··· Records for this exercise
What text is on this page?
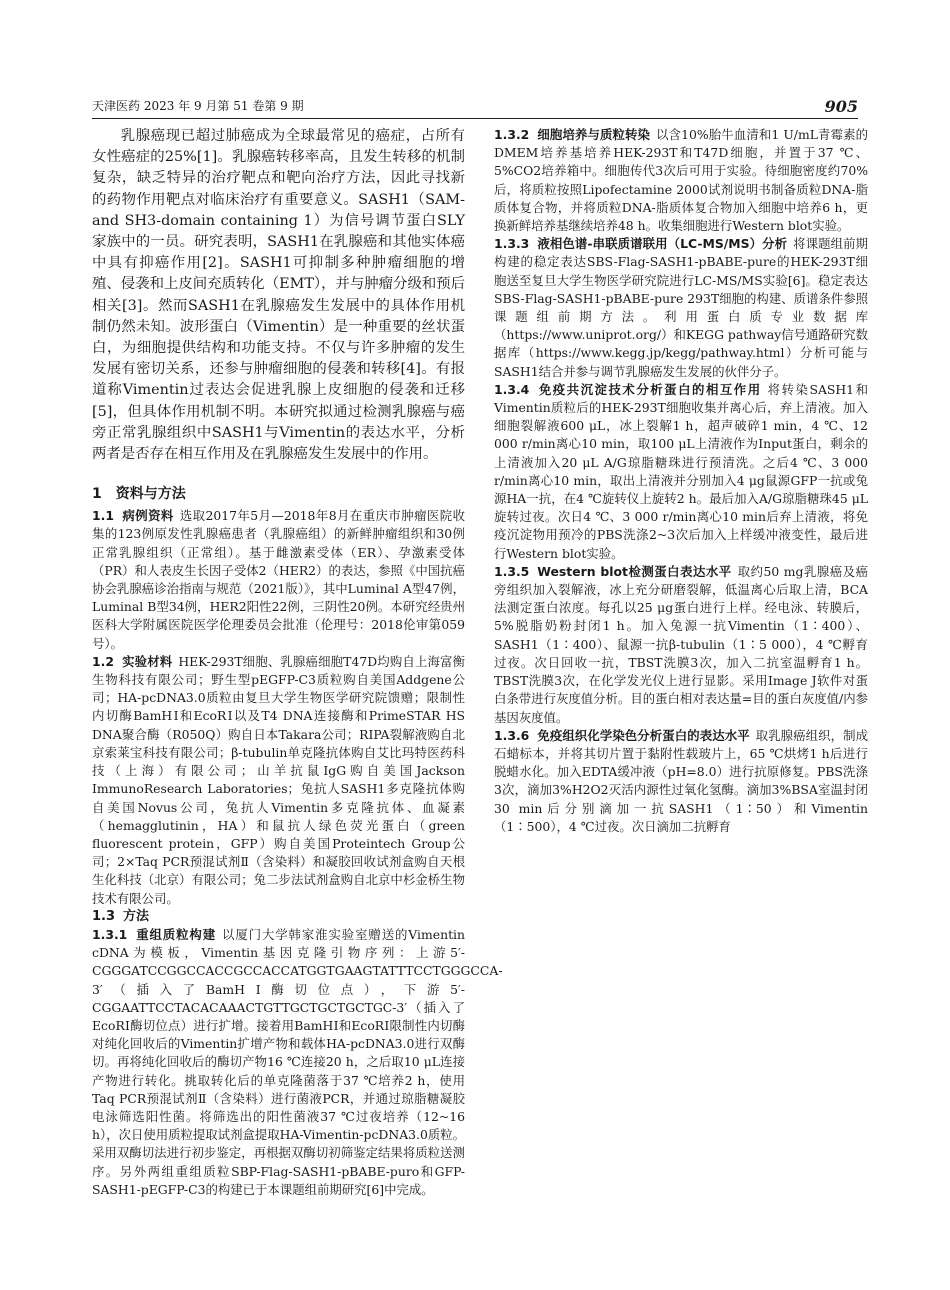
天津医药 2023 年 9 月第 51 卷第 9 期	905

乳腺癌现已超过肺癌成为全球最常见的癌症，占所有女性癌症的25%[1]。乳腺癌转移率高，且发生转移的机制复杂，缺乏特异的治疗靶点和靶向治疗方法，因此寻找新的药物作用靶点对临床治疗有重要意义。SASH1（SAM-and SH3-domain containing 1）为信号调节蛋白SLY家族中的一员。研究表明，SASH1在乳腺癌和其他实体癌中具有抑癌作用[2]。SASH1可抑制多种肿瘤细胞的增殖、侵袭和上皮间充质转化（EMT），并与肿瘤分级和预后相关[3]。然而SASH1在乳腺癌发生发展中的具体作用机制仍然未知。波形蛋白（Vimentin）是一种重要的丝状蛋白，为细胞提供结构和功能支持。不仅与许多肿瘤的发生发展有密切关系，还参与肿瘤细胞的侵袭和转移[4]。有报道称Vimentin过表达会促进乳腺上皮细胞的侵袭和迁移[5]，但具体作用机制不明。本研究拟通过检测乳腺癌与癌旁正常乳腺组织中SASH1与Vimentin的表达水平，分析两者是否存在相互作用及在乳腺癌发生发展中的作用。

1　资料与方法

1.1 病例资料 选取2017年5月—2018年8月在重庆市肿瘤医院收集的123例原发性乳腺癌患者（乳腺癌组）的新鲜肿瘤组织和30例正常乳腺组织（正常组）。基于雌激素受体（ER）、孕激素受体（PR）和人表皮生长因子受体2（HER2）的表达，参照《中国抗癌协会乳腺癌诊治指南与规范（2021版）》，其中Luminal A型47例，Luminal B型34例，HER2阳性22例，三阴性20例。本研究经贵州医科大学附属医院医学伦理委员会批准（伦理号：2018伦审第059号）。

1.2 实验材料 HEK-293T细胞、乳腺癌细胞T47D均购自上海富衡生物科技有限公司；野生型pEGFP-C3质粒购自美国Addgene公司；HA-pcDNA3.0质粒由复旦大学生物医学研究院馈赠；限制性内切酶BamHⅠ和EcoRⅠ以及T4 DNA连接酶和PrimeSTAR HS DNA聚合酶（R050Q）购自日本Takara公司；RIPA裂解液购自北京索莱宝科技有限公司；β-tubulin单克隆抗体购自艾比玛特医药科技（上海）有限公司；山羊抗鼠IgG购自美国Jackson ImmunoResearch Laboratories；兔抗人SASH1多克隆抗体购自美国Novus公司，兔抗人Vimentin多克隆抗体、血凝素（hemagglutinin，HA）和鼠抗人绿色荧光蛋白（green fluorescent protein，GFP）购自美国Proteintech Group公司；2×Taq PCR预混试剂Ⅱ（含染料）和凝胶回收试剂盒购自天根生化科技（北京）有限公司；兔二步法试剂盒购自北京中杉金桥生物技术有限公司。

1.3 方法

1.3.1 重组质粒构建 以厦门大学韩家淮实验室赠送的Vimentin cDNA为模板，Vimentin基因克隆引物序列：上游5′-CGGGATCCGGCCACCGCCACCATGGTGAAGTATTTCCTGGGCCA-3′（插入了BamHⅠ酶切位点），下游5′-CGGAATTCCTACACAAACTGTTGCTGCTGCTGC-3′（插入了EcoRⅠ酶切位点）进行扩增。接着用BamHⅠ和EcoRⅠ限制性内切酶对纯化回收后的Vimentin扩增产物和载体HA-pcDNA3.0进行双酶切。再将纯化回收后的酶切产物16 ℃连接20 h，之后取10 μL连接产物进行转化。挑取转化后的单克隆菌落于37 ℃培养2 h，使用Taq PCR预混试剂Ⅱ（含染料）进行菌液PCR，并通过琼脂糖凝胶电泳筛选阳性菌。将筛选出的阳性菌液37 ℃过夜培养（12~16 h），次日使用质粒提取试剂盒提取HA-Vimentin-pcDNA3.0质粒。采用双酶切法进行初步鉴定，再根据双酶切初筛鉴定结果将质粒送测序。另外两组重组质粒SBP-Flag-SASH1-pBABE-puro和GFP-SASH1-pEGFP-C3的构建已于本课题组前期研究[6]中完成。

1.3.2 细胞培养与质粒转染 以含10%胎牛血清和1 U/mL青霉素的DMEM培养基培养HEK-293T和T47D细胞，并置于37 ℃、5%CO2培养箱中。细胞传代3次后可用于实验。待细胞密度约70%后，将质粒按照Lipofectamine 2000试剂说明书制备质粒DNA-脂质体复合物，并将质粒DNA-脂质体复合物加入细胞中培养6 h，更换新鲜培养基继续培养48 h。收集细胞进行Western blot实验。

1.3.3 液相色谱-串联质谱联用（LC-MS/MS）分析 将课题组前期构建的稳定表达SBS-Flag-SASH1-pBABE-pure的HEK-293T细胞送至复旦大学生物医学研究院进行LC-MS/MS实验[6]。稳定表达SBS-Flag-SASH1-pBABE-pure 293T细胞的构建、质谱条件参照课题组前期方法。利用蛋白质专业数据库（https://www.uniprot.org/）和KEGG pathway信号通路研究数据库（https://www.kegg.jp/kegg/pathway.html）分析可能与SASH1结合并参与调节乳腺癌发生发展的伙伴分子。

1.3.4 免疫共沉淀技术分析蛋白的相互作用 将转染SASH1和Vimentin质粒后的HEK-293T细胞收集并离心后，弃上清液。加入细胞裂解液600 μL，冰上裂解1 h，超声破碎1 min，4 ℃、12 000 r/min离心10 min，取100 μL上清液作为Input蛋白，剩余的上清液加入20 μL A/G琼脂糖珠进行预清洗。之后4 ℃、3 000 r/min离心10 min，取出上清液并分别加入4 μg鼠源GFP一抗或兔源HA一抗，在4 ℃旋转仪上旋转2 h。最后加入A/G琼脂糖珠45 μL旋转过夜。次日4 ℃、3 000 r/min离心10 min后弃上清液，将免疫沉淀物用预冷的PBS洗涤2~3次后加入上样缓冲液变性，最后进行Western blot实验。

1.3.5 Western blot检测蛋白表达水平 取约50 mg乳腺癌及癌旁组织加入裂解液，冰上充分研磨裂解，低温离心后取上清，BCA法测定蛋白浓度。每孔以25 μg蛋白进行上样。经电泳、转膜后，5%脱脂奶粉封闭1 h。加入兔源一抗Vimentin（1∶400）、SASH1（1∶400）、鼠源一抗β-tubulin（1∶5 000），4 ℃孵育过夜。次日回收一抗，TBST洗膜3次，加入二抗室温孵育1 h。TBST洗膜3次，在化学发光仪上进行显影。采用Image J软件对蛋白条带进行灰度值分析。目的蛋白相对表达量=目的蛋白灰度值/内参基因灰度值。

1.3.6 免疫组织化学染色分析蛋白的表达水平 取乳腺癌组织，制成石蜡标本，并将其切片置于黏附性载玻片上，65 ℃烘烤1 h后进行脱蜡水化。加入EDTA缓冲液（pH=8.0）进行抗原修复。PBS洗涤3次，滴加3%H2O2灭活内源性过氧化氢酶。滴加3%BSA室温封闭30 min后分别滴加一抗SASH1（1∶50）和Vimentin（1∶500），4 ℃过夜。次日滴加二抗孵育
······
§ Activity: The entries above, without their pictures, should be written out exactly.

§ Answer to the problem:
What text is on this page?
天津医药 2023 年 9 月第 51 卷第 9 期	905

乳腺癌现已超过肺癌成为全球最常见的癌症，占所有女性癌症的25%[1]。乳腺癌转移率高，且发生转移的机制复杂，缺乏特异的治疗靶点和靶向治疗方法，因此寻找新的药物作用靶点对临床治疗有重要意义。SASH1（SAM-and SH3-domain containing 1）为信号调节蛋白SLY家族中的一员。研究表明，SASH1在乳腺癌和其他实体癌中具有抑癌作用[2]。SASH1可抑制多种肿瘤细胞的增殖、侵袭和上皮间充质转化（EMT），并与肿瘤分级和预后相关[3]。然而SASH1在乳腺癌发生发展中的具体作用机制仍然未知。波形蛋白（Vimentin）是一种重要的丝状蛋白，为细胞提供结构和功能支持。不仅与许多肿瘤的发生发展有密切关系，还参与肿瘤细胞的侵袭和转移[4]。有报道称Vimentin过表达会促进乳腺上皮细胞的侵袭和迁移[5]，但具体作用机制不明。本研究拟通过检测乳腺癌与癌旁正常乳腺组织中SASH1与Vimentin的表达水平，分析两者是否存在相互作用及在乳腺癌发生发展中的作用。

1　资料与方法

1.1 病例资料 选取2017年5月—2018年8月在重庆市肿瘤医院收集的123例原发性乳腺癌患者（乳腺癌组）的新鲜肿瘤组织和30例正常乳腺组织（正常组）。基于雌激素受体（ER）、孕激素受体（PR）和人表皮生长因子受体2（HER2）的表达，参照《中国抗癌协会乳腺癌诊治指南与规范（2021版）》，其中Luminal A型47例，Luminal B型34例，HER2阳性22例，三阴性20例。本研究经贵州医科大学附属医院医学伦理委员会批准（伦理号：2018伦审第059号）。

1.2 实验材料 HEK-293T细胞、乳腺癌细胞T47D均购自上海富衡生物科技有限公司；野生型pEGFP-C3质粒购自美国Addgene公司；HA-pcDNA3.0质粒由复旦大学生物医学研究院馈赠；限制性内切酶BamHⅠ和EcoRⅠ以及T4 DNA连接酶和PrimeSTAR HS DNA聚合酶（R050Q）购自日本Takara公司；RIPA裂解液购自北京索莱宝科技有限公司；β-tubulin单克隆抗体购自艾比玛特医药科技（上海）有限公司；山羊抗鼠IgG购自美国Jackson ImmunoResearch Laboratories；兔抗人SASH1多克隆抗体购自美国Novus公司，兔抗人Vimentin多克隆抗体、血凝素（hemagglutinin，HA）和鼠抗人绿色荧光蛋白（green fluorescent protein，GFP）购自美国Proteintech Group公司；2×Taq PCR预混试剂Ⅱ（含染料）和凝胶回收试剂盒购自天根生化科技（北京）有限公司；兔二步法试剂盒购自北京中杉金桥生物技术有限公司。

1.3 方法

1.3.1 重组质粒构建 以厦门大学韩家淮实验室赠送的Vimentin cDNA为模板，Vimentin基因克隆引物序列：上游5′-CGGGATCCGGCCACCGCCACCATGGTGAAGTATTTCCTGGGCCA-3′（插入了BamHⅠ酶切位点），下游5′-CGGAATTCCTACACAAACTGTTGCTGCTGCTGC-3′（插入了EcoRⅠ酶切位点）进行扩增。接着用BamHⅠ和EcoRⅠ限制性内切酶对纯化回收后的Vimentin扩增产物和载体HA-pcDNA3.0进行双酶切。再将纯化回收后的酶切产物16 ℃连接20 h，之后取10 μL连接产物进行转化。挑取转化后的单克隆菌落于37 ℃培养2 h，使用Taq PCR预混试剂Ⅱ（含染料）进行菌液PCR，并通过琼脂糖凝胶电泳筛选阳性菌。将筛选出的阳性菌液37 ℃过夜培养（12~16 h），次日使用质粒提取试剂盒提取HA-Vimentin-pcDNA3.0质粒。采用双酶切法进行初步鉴定，再根据双酶切初筛鉴定结果将质粒送测序。另外两组重组质粒SBP-Flag-SASH1-pBABE-puro和GFP-SASH1-pEGFP-C3的构建已于本课题组前期研究[6]中完成。

1.3.2 细胞培养与质粒转染 以含10%胎牛血清和1 U/mL青霉素的DMEM培养基培养HEK-293T和T47D细胞，并置于37 ℃、5%CO2培养箱中。细胞传代3次后可用于实验。待细胞密度约70%后，将质粒按照Lipofectamine 2000试剂说明书制备质粒DNA-脂质体复合物，并将质粒DNA-脂质体复合物加入细胞中培养6 h，更换新鲜培养基继续培养48 h。收集细胞进行Western blot实验。

1.3.3 液相色谱-串联质谱联用（LC-MS/MS）分析 将课题组前期构建的稳定表达SBS-Flag-SASH1-pBABE-pure的HEK-293T细胞送至复旦大学生物医学研究院进行LC-MS/MS实验[6]。稳定表达SBS-Flag-SASH1-pBABE-pure 293T细胞的构建、质谱条件参照课题组前期方法。利用蛋白质专业数据库（https://www.uniprot.org/）和KEGG pathway信号通路研究数据库（https://www.kegg.jp/kegg/pathway.html）分析可能与SASH1结合并参与调节乳腺癌发生发展的伙伴分子。

1.3.4 免疫共沉淀技术分析蛋白的相互作用 将转染SASH1和Vimentin质粒后的HEK-293T细胞收集并离心后，弃上清液。加入细胞裂解液600 μL，冰上裂解1 h，超声破碎1 min，4 ℃、12 000 r/min离心10 min，取100 μL上清液作为Input蛋白，剩余的上清液加入20 μL A/G琼脂糖珠进行预清洗。之后4 ℃、3 000 r/min离心10 min，取出上清液并分别加入4 μg鼠源GFP一抗或兔源HA一抗，在4 ℃旋转仪上旋转2 h。最后加入A/G琼脂糖珠45 μL旋转过夜。次日4 ℃、3 000 r/min离心10 min后弃上清液，将免疫沉淀物用预冷的PBS洗涤2~3次后加入上样缓冲液变性，最后进行Western blot实验。

1.3.5 Western blot检测蛋白表达水平 取约50 mg乳腺癌及癌旁组织加入裂解液，冰上充分研磨裂解，低温离心后取上清，BCA法测定蛋白浓度。每孔以25 μg蛋白进行上样。经电泳、转膜后，5%脱脂奶粉封闭1 h。加入兔源一抗Vimentin（1∶400）、SASH1（1∶400）、鼠源一抗β-tubulin（1∶5 000），4 ℃孵育过夜。次日回收一抗，TBST洗膜3次，加入二抗室温孵育1 h。TBST洗膜3次，在化学发光仪上进行显影。采用Image J软件对蛋白条带进行灰度值分析。目的蛋白相对表达量=目的蛋白灰度值/内参基因灰度值。

1.3.6 免疫组织化学染色分析蛋白的表达水平 取乳腺癌组织，制成石蜡标本，并将其切片置于黏附性载玻片上，65 ℃烘烤1 h后进行脱蜡水化。加入EDTA缓冲液（pH=8.0）进行抗原修复。PBS洗涤3次，滴加3%H2O2灭活内源性过氧化氢酶。滴加3%BSA室温封闭30 min后分别滴加一抗SASH1（1∶50）和Vimentin（1∶500），4 ℃过夜。次日滴加二抗孵育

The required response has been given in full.